> **INSTRUCTIONS**:
[1] Reproduce the passage of the speech emotion recognition abstract between "Modeling short-term and" and "of Sciences (SPIIRAS)", inclusive.
[2] According to the speech emotion recognition abstract, in which three languages are the emotional speech corpora used for evaluation?

> **SOURCE TEXT**:

Tr. SPIIRAN, 2019 Issue 18, volume 1, Pages 30–56 (Mi trspy1038)

This article is cited in 16 papers

Artificial Intelligence, Knowledge and Data Engineering

Modeling short-term and long-term dependencies of the speech signal for paralinguistic emotion classification

O. V. Verkholyaka, H. Kayab, A. A. Karpova

a St. Petersburg Institute for Informatics and Automation of the Russian Academy of Sciences (SPIIRAS)
b Namık Kemal University

Abstract: Recently, Speech Emotion Recognition (SER) has become an important research topic of affective computing. It is a difficult problem, where some of the greatest challenges lie in the feature selection and representation tasks. A good feature representation should be able to reflect global trends as well as temporal structure of the signal, since emotions naturally evolve in time; it has become possible with the advent of Recurrent Neural Networks (RNN), which are actively used today for various sequence modeling tasks. This paper proposes a hybrid approach to feature representation, which combines traditionally engineered statistical features with Long Short-Term Memory (LSTM) sequence representation in order to take advantage of both short-term and long-term acoustic characteristics of the signal, therefore capturing not only the general trends but also temporal structure of the signal. The evaluation of the proposed method is done on three publicly available acted emotional speech corpora in three different languages, namely RUSLANA (Russian speech), BUEMODB  (Turkish speech) and EMODB (German speech). Compared to the traditional approach, the results of our experiments show an absolute improvement of 2.3% and 2.8% for two out of three databases, and a comparative performance on the third. Therefore, provided enough training data, the proposed method proves effective in modelling emotional content of speech utterances.

> **INFORMATION SUPPLIED**:
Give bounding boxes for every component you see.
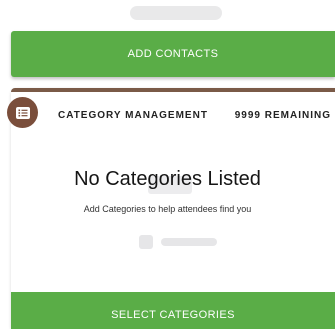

> **THE SOLUTIONS**:
[1]
Modeling short-term and long-term dependencies of the speech signal for paralinguistic emotion classification

O. V. Verkholyaka, H. Kayab, A. A. Karpova

a St. Petersburg Institute for Informatics and Automation of the Russian Academy of Sciences (SPIIRAS)

[2] Russian, Turkish and German.